— START Supplied entries —

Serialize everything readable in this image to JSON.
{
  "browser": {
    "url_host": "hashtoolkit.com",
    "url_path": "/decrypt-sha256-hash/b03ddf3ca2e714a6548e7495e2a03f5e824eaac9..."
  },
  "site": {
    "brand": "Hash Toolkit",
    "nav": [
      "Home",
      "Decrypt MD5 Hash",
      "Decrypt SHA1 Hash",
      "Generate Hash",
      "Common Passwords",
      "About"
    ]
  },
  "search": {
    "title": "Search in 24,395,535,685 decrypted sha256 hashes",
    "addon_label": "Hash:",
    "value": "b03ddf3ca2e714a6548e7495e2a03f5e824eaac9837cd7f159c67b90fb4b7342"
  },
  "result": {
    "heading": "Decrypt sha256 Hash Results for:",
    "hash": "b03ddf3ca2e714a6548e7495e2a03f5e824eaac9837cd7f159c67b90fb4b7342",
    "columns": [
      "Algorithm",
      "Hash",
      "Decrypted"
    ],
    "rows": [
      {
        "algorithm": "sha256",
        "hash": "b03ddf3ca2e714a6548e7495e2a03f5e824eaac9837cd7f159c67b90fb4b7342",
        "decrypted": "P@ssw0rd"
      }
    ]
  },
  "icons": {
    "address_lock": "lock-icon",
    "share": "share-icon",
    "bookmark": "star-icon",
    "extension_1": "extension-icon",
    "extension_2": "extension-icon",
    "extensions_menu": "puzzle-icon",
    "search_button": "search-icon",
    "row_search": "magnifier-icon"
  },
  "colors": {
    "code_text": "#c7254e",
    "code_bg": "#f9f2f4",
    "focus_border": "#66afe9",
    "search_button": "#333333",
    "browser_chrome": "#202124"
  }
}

— END Supplied entries —

__Problem description__:
Faithfully copy every entry, leaving nothing out.

__Full solution__:
Serialize everything readable in this image to JSON.
{
  "browser": {
    "url_host": "hashtoolkit.com",
    "url_path": "/decrypt-sha256-hash/b03ddf3ca2e714a6548e7495e2a03f5e824eaac9..."
  },
  "site": {
    "brand": "Hash Toolkit",
    "nav": [
      "Home",
      "Decrypt MD5 Hash",
      "Decrypt SHA1 Hash",
      "Generate Hash",
      "Common Passwords",
      "About"
    ]
  },
  "search": {
    "title": "Search in 24,395,535,685 decrypted sha256 hashes",
    "addon_label": "Hash:",
    "value": "b03ddf3ca2e714a6548e7495e2a03f5e824eaac9837cd7f159c67b90fb4b7342"
  },
  "result": {
    "heading": "Decrypt sha256 Hash Results for:",
    "hash": "b03ddf3ca2e714a6548e7495e2a03f5e824eaac9837cd7f159c67b90fb4b7342",
    "columns": [
      "Algorithm",
      "Hash",
      "Decrypted"
    ],
    "rows": [
      {
        "algorithm": "sha256",
        "hash": "b03ddf3ca2e714a6548e7495e2a03f5e824eaac9837cd7f159c67b90fb4b7342",
        "decrypted": "P@ssw0rd"
      }
    ]
  },
  "icons": {
    "address_lock": "lock-icon",
    "share": "share-icon",
    "bookmark": "star-icon",
    "extension_1": "extension-icon",
    "extension_2": "extension-icon",
    "extensions_menu": "puzzle-icon",
    "search_button": "search-icon",
    "row_search": "magnifier-icon"
  },
  "colors": {
    "code_text": "#c7254e",
    "code_bg": "#f9f2f4",
    "focus_border": "#66afe9",
    "search_button": "#333333",
    "browser_chrome": "#202124"
  }
}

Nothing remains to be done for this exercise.